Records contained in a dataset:
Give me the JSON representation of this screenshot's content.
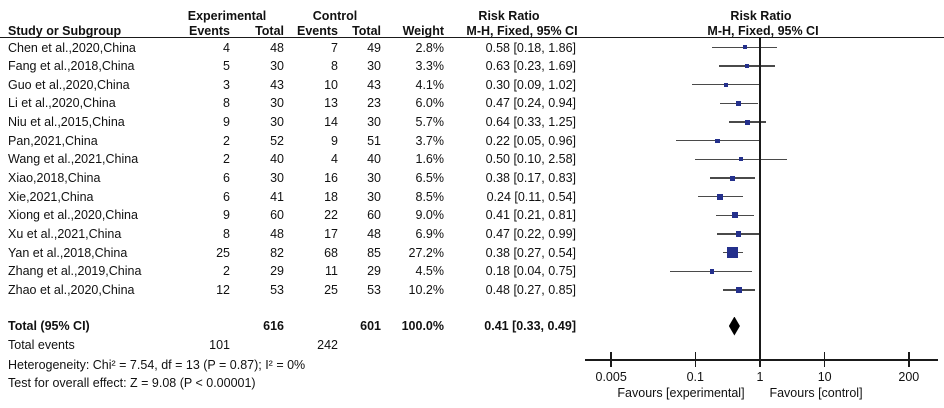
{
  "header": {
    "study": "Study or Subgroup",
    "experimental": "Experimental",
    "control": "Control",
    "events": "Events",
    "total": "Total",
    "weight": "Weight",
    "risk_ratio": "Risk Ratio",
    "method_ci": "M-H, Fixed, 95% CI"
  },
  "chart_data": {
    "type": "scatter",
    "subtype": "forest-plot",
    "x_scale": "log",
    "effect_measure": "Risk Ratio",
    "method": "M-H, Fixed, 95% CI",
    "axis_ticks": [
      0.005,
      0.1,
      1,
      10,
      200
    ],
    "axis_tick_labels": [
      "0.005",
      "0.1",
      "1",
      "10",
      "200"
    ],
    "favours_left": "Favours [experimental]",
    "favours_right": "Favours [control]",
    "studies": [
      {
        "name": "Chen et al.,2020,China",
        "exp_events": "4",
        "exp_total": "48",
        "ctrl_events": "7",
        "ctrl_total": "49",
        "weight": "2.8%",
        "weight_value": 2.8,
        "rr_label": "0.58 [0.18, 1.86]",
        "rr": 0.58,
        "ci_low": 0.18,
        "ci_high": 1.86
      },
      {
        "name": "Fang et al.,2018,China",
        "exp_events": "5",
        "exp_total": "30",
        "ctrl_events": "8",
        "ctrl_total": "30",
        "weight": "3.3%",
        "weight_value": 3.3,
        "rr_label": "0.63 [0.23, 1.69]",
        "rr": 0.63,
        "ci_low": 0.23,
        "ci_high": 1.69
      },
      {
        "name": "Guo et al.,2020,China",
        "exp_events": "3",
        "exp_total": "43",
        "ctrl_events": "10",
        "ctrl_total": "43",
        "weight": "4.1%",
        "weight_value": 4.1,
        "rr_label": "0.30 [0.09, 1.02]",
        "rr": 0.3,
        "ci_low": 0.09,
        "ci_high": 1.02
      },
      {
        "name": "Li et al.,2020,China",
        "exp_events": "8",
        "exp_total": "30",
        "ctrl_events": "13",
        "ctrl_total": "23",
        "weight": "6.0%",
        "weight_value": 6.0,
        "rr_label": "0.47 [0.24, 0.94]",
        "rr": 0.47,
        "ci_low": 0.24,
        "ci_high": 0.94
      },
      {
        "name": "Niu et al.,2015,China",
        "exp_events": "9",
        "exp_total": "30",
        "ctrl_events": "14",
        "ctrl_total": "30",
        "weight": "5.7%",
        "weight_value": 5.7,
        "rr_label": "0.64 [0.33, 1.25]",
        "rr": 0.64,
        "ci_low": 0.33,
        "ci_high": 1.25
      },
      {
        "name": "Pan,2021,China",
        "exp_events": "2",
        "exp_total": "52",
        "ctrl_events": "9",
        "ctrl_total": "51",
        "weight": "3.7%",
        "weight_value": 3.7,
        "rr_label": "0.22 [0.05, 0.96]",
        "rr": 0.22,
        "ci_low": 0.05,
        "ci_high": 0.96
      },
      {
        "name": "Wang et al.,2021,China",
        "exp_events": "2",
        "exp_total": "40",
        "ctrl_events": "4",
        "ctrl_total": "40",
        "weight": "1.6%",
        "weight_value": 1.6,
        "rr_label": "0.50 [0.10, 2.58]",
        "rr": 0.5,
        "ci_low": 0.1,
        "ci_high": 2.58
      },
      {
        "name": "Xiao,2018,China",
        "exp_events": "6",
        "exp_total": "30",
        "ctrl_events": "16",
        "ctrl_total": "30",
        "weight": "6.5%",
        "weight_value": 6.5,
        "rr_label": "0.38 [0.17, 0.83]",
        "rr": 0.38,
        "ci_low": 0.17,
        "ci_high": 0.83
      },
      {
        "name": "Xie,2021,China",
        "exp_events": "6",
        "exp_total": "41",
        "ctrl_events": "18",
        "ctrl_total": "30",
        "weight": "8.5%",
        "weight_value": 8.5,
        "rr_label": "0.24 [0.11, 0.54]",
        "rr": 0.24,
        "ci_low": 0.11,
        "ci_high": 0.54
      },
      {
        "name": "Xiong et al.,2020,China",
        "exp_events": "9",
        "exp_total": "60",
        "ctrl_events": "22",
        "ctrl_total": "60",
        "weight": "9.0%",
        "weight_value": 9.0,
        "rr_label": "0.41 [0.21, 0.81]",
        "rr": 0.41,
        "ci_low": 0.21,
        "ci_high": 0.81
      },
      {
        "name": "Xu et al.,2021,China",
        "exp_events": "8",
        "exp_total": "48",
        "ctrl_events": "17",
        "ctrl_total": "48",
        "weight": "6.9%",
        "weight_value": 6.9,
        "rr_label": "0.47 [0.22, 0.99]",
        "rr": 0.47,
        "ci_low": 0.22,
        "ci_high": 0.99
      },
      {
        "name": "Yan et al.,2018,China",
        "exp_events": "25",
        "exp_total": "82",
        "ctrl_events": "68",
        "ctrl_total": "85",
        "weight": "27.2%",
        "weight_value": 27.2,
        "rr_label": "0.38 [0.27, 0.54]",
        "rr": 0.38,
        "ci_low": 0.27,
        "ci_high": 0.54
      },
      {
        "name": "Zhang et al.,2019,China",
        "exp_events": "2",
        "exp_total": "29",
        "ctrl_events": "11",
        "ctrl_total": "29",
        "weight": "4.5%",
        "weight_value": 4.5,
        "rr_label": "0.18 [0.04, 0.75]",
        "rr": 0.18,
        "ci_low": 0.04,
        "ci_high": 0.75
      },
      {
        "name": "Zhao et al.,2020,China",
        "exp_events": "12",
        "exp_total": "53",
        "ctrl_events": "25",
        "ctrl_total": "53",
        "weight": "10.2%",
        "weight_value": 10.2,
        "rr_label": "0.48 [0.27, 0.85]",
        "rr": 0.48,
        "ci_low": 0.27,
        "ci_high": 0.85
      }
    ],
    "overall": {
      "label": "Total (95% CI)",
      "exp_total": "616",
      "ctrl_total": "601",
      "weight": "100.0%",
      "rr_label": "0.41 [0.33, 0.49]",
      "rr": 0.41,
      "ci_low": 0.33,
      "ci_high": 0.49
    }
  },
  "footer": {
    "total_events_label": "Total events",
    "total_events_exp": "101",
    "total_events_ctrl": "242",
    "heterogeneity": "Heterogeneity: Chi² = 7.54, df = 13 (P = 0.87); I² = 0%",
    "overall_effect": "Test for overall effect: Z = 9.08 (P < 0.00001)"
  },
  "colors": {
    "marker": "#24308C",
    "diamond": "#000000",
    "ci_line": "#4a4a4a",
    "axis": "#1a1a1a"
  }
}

## WHAT THE TASK ASKS
Above are the records. Copy every line in them holding "Risk".

## FINISHED EXERCISE
    "risk_ratio": "Risk Ratio",
    "effect_measure": "Risk Ratio",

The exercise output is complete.